-- Start --
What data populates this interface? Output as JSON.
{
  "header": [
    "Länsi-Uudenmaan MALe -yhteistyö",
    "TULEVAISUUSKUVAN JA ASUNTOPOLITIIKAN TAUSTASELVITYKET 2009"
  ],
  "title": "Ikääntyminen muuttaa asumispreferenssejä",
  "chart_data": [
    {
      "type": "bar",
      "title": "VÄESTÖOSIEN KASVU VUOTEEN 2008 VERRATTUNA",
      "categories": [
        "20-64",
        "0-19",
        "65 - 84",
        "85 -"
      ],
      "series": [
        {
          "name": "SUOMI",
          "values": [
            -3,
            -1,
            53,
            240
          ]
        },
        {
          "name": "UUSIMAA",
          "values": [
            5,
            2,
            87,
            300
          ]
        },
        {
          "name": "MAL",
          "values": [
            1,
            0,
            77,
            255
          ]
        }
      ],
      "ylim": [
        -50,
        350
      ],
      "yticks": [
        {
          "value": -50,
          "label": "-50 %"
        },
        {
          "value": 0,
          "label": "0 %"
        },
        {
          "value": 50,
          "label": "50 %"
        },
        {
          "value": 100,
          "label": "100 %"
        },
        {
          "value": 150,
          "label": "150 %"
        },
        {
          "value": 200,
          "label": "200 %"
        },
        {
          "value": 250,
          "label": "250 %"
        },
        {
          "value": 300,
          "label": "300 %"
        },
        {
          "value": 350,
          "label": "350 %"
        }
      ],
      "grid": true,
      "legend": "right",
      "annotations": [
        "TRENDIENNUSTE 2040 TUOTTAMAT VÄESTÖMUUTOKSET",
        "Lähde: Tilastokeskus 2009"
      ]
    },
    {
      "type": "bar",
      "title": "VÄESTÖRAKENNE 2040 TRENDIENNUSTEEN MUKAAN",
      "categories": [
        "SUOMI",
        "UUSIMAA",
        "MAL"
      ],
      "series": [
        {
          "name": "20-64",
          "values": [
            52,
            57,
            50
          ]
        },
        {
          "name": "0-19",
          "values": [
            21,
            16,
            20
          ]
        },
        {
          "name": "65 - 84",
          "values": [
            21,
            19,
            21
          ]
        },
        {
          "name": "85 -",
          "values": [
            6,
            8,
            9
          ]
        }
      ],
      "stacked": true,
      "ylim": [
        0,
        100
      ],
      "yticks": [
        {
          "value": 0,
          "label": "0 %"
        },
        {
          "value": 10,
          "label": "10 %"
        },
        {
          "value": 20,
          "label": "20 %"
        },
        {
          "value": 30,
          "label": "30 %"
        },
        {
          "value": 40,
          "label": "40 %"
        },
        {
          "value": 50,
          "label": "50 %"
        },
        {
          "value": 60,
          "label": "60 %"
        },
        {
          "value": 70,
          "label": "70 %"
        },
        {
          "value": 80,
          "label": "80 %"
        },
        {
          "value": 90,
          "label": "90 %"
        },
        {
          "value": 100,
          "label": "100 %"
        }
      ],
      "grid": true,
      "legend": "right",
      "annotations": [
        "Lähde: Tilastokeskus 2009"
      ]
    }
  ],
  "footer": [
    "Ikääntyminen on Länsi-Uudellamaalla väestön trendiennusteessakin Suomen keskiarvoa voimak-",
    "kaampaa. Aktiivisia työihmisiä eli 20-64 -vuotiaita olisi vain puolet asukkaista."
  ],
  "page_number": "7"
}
-- End --
What is needed
Type out the full listing again, exactly as given.

Solved exercise
What data populates this interface? Output as JSON.
{
  "header": [
    "Länsi-Uudenmaan MALe -yhteistyö",
    "TULEVAISUUSKUVAN JA ASUNTOPOLITIIKAN TAUSTASELVITYKET 2009"
  ],
  "title": "Ikääntyminen muuttaa asumispreferenssejä",
  "chart_data": [
    {
      "type": "bar",
      "title": "VÄESTÖOSIEN KASVU VUOTEEN 2008 VERRATTUNA",
      "categories": [
        "20-64",
        "0-19",
        "65 - 84",
        "85 -"
      ],
      "series": [
        {
          "name": "SUOMI",
          "values": [
            -3,
            -1,
            53,
            240
          ]
        },
        {
          "name": "UUSIMAA",
          "values": [
            5,
            2,
            87,
            300
          ]
        },
        {
          "name": "MAL",
          "values": [
            1,
            0,
            77,
            255
          ]
        }
      ],
      "ylim": [
        -50,
        350
      ],
      "yticks": [
        {
          "value": -50,
          "label": "-50 %"
        },
        {
          "value": 0,
          "label": "0 %"
        },
        {
          "value": 50,
          "label": "50 %"
        },
        {
          "value": 100,
          "label": "100 %"
        },
        {
          "value": 150,
          "label": "150 %"
        },
        {
          "value": 200,
          "label": "200 %"
        },
        {
          "value": 250,
          "label": "250 %"
        },
        {
          "value": 300,
          "label": "300 %"
        },
        {
          "value": 350,
          "label": "350 %"
        }
      ],
      "grid": true,
      "legend": "right",
      "annotations": [
        "TRENDIENNUSTE 2040 TUOTTAMAT VÄESTÖMUUTOKSET",
        "Lähde: Tilastokeskus 2009"
      ]
    },
    {
      "type": "bar",
      "title": "VÄESTÖRAKENNE 2040 TRENDIENNUSTEEN MUKAAN",
      "categories": [
        "SUOMI",
        "UUSIMAA",
        "MAL"
      ],
      "series": [
        {
          "name": "20-64",
          "values": [
            52,
            57,
            50
          ]
        },
        {
          "name": "0-19",
          "values": [
            21,
            16,
            20
          ]
        },
        {
          "name": "65 - 84",
          "values": [
            21,
            19,
            21
          ]
        },
        {
          "name": "85 -",
          "values": [
            6,
            8,
            9
          ]
        }
      ],
      "stacked": true,
      "ylim": [
        0,
        100
      ],
      "yticks": [
        {
          "value": 0,
          "label": "0 %"
        },
        {
          "value": 10,
          "label": "10 %"
        },
        {
          "value": 20,
          "label": "20 %"
        },
        {
          "value": 30,
          "label": "30 %"
        },
        {
          "value": 40,
          "label": "40 %"
        },
        {
          "value": 50,
          "label": "50 %"
        },
        {
          "value": 60,
          "label": "60 %"
        },
        {
          "value": 70,
          "label": "70 %"
        },
        {
          "value": 80,
          "label": "80 %"
        },
        {
          "value": 90,
          "label": "90 %"
        },
        {
          "value": 100,
          "label": "100 %"
        }
      ],
      "grid": true,
      "legend": "right",
      "annotations": [
        "Lähde: Tilastokeskus 2009"
      ]
    }
  ],
  "footer": [
    "Ikääntyminen on Länsi-Uudellamaalla väestön trendiennusteessakin Suomen keskiarvoa voimak-",
    "kaampaa. Aktiivisia työihmisiä eli 20-64 -vuotiaita olisi vain puolet asukkaista."
  ],
  "page_number": "7"
}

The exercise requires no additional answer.